■ Extracts from a graphics dataset ■
=-=-=-=-=

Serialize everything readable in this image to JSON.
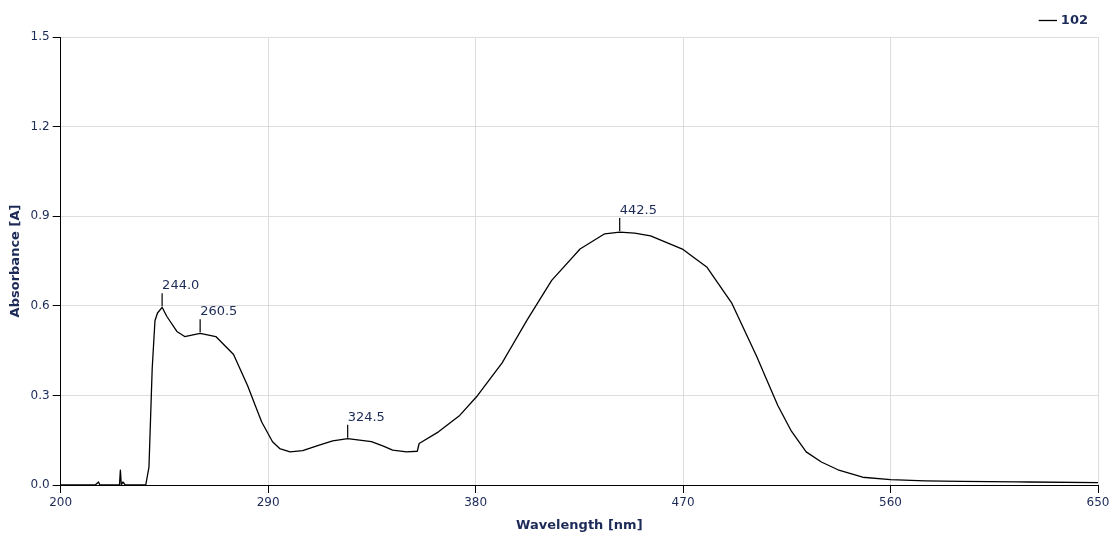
{
  "chart_data": {
    "type": "line",
    "xlabel": "Wavelength [nm]",
    "ylabel": "Absorbance [A]",
    "xlim": [
      200,
      650
    ],
    "xticks": [
      200,
      290,
      380,
      470,
      560,
      650
    ],
    "ylim": [
      0,
      1.5
    ],
    "yticks": [
      {
        "value": 0,
        "label": "0.0"
      },
      0.3,
      0.6,
      0.9,
      1.2,
      1.5
    ],
    "grid": true,
    "legend": "top right",
    "marker": "none",
    "line_style": "solid",
    "series": [
      {
        "name": "102",
        "color": "#000000",
        "x": [
          200,
          215,
          216.4,
          217,
          225.5,
          225.9,
          226.3,
          227,
          228,
          236.9,
          238.3,
          239.7,
          240.9,
          242,
          244,
          246,
          250.4,
          253.8,
          260.5,
          267.3,
          275,
          281.1,
          287.2,
          291.9,
          295,
          299.5,
          305,
          311.8,
          318,
          324.5,
          334.8,
          340,
          344,
          350.1,
          354.7,
          355.5,
          363.9,
          373.1,
          380.8,
          391.5,
          402.3,
          413,
          425.3,
          436,
          442.5,
          449,
          455.9,
          469.7,
          480.4,
          491.2,
          501.9,
          511.1,
          517,
          523.4,
          530,
          537.2,
          547.9,
          560,
          575,
          590.8,
          620,
          650
        ],
        "values": [
          0,
          0,
          0.01,
          0,
          0,
          0.05,
          0,
          0.01,
          0,
          0,
          0.06,
          0.39,
          0.55,
          0.576,
          0.595,
          0.565,
          0.514,
          0.497,
          0.508,
          0.497,
          0.437,
          0.332,
          0.211,
          0.145,
          0.122,
          0.111,
          0.115,
          0.133,
          0.148,
          0.155,
          0.145,
          0.13,
          0.117,
          0.111,
          0.113,
          0.139,
          0.178,
          0.233,
          0.299,
          0.409,
          0.552,
          0.685,
          0.79,
          0.841,
          0.847,
          0.843,
          0.834,
          0.79,
          0.729,
          0.608,
          0.431,
          0.266,
          0.18,
          0.111,
          0.077,
          0.051,
          0.026,
          0.018,
          0.014,
          0.012,
          0.01,
          0.008
        ]
      }
    ],
    "annotations": [
      {
        "text": "244.0",
        "x": 244,
        "y": 0.595
      },
      {
        "text": "260.5",
        "x": 260.5,
        "y": 0.508
      },
      {
        "text": "324.5",
        "x": 324.5,
        "y": 0.155
      },
      {
        "text": "442.5",
        "x": 442.5,
        "y": 0.847
      }
    ]
  }
}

=-=-=-=-=

■ Work to be completed ■
Find the word "text" in the data and show each line that holds it.

■ Written response ■
        "text": "244.0",
        "text": "260.5",
        "text": "324.5",
        "text": "442.5",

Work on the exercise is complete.